What you have to do: Below is a block of records; reproduce all of them exactly and leave out any pictures.

Data listing:
·····
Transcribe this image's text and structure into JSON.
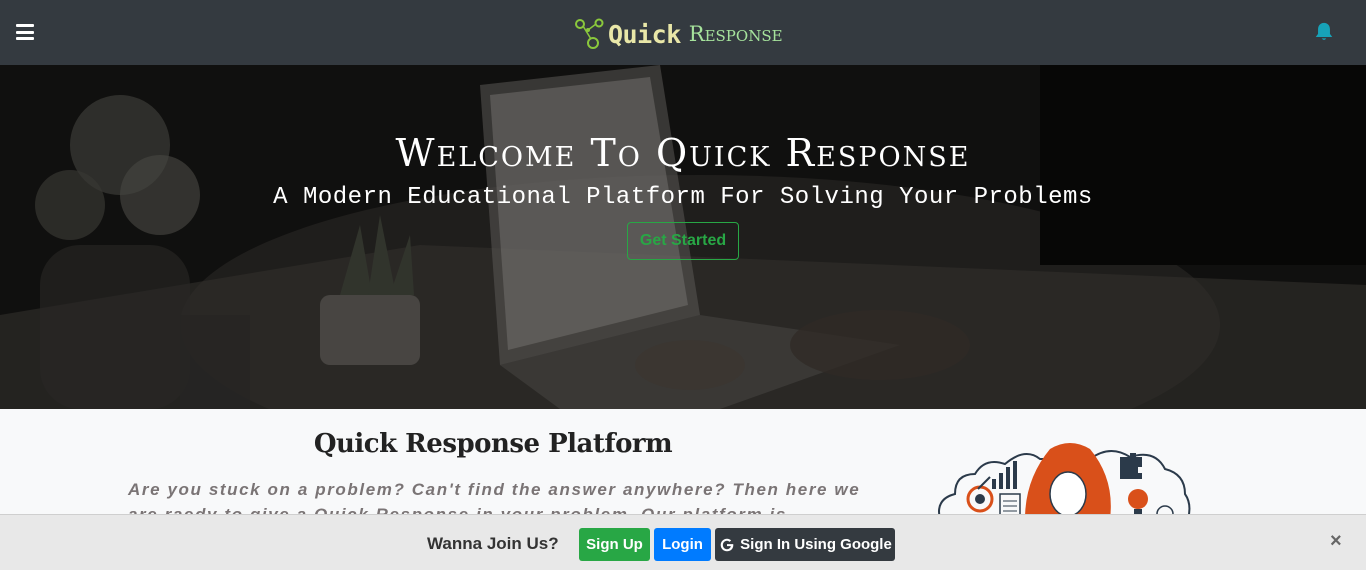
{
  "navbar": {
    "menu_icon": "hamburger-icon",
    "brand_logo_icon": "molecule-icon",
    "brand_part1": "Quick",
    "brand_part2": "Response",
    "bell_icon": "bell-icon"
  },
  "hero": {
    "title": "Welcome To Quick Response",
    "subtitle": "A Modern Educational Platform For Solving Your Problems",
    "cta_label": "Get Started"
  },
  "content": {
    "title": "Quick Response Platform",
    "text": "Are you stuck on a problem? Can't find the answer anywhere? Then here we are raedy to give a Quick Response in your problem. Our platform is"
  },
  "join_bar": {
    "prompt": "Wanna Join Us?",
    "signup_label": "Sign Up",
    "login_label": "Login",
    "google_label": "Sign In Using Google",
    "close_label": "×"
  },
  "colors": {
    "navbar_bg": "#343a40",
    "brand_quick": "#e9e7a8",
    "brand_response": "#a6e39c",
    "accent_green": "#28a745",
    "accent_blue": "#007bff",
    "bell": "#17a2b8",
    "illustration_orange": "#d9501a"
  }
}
·····
Worked solution:
Transcribe this image's text and structure into JSON.
{
  "navbar": {
    "menu_icon": "hamburger-icon",
    "brand_logo_icon": "molecule-icon",
    "brand_part1": "Quick",
    "brand_part2": "Response",
    "bell_icon": "bell-icon"
  },
  "hero": {
    "title": "Welcome To Quick Response",
    "subtitle": "A Modern Educational Platform For Solving Your Problems",
    "cta_label": "Get Started"
  },
  "content": {
    "title": "Quick Response Platform",
    "text": "Are you stuck on a problem? Can't find the answer anywhere? Then here we are raedy to give a Quick Response in your problem. Our platform is"
  },
  "join_bar": {
    "prompt": "Wanna Join Us?",
    "signup_label": "Sign Up",
    "login_label": "Login",
    "google_label": "Sign In Using Google",
    "close_label": "×"
  },
  "colors": {
    "navbar_bg": "#343a40",
    "brand_quick": "#e9e7a8",
    "brand_response": "#a6e39c",
    "accent_green": "#28a745",
    "accent_blue": "#007bff",
    "bell": "#17a2b8",
    "illustration_orange": "#d9501a"
  }
}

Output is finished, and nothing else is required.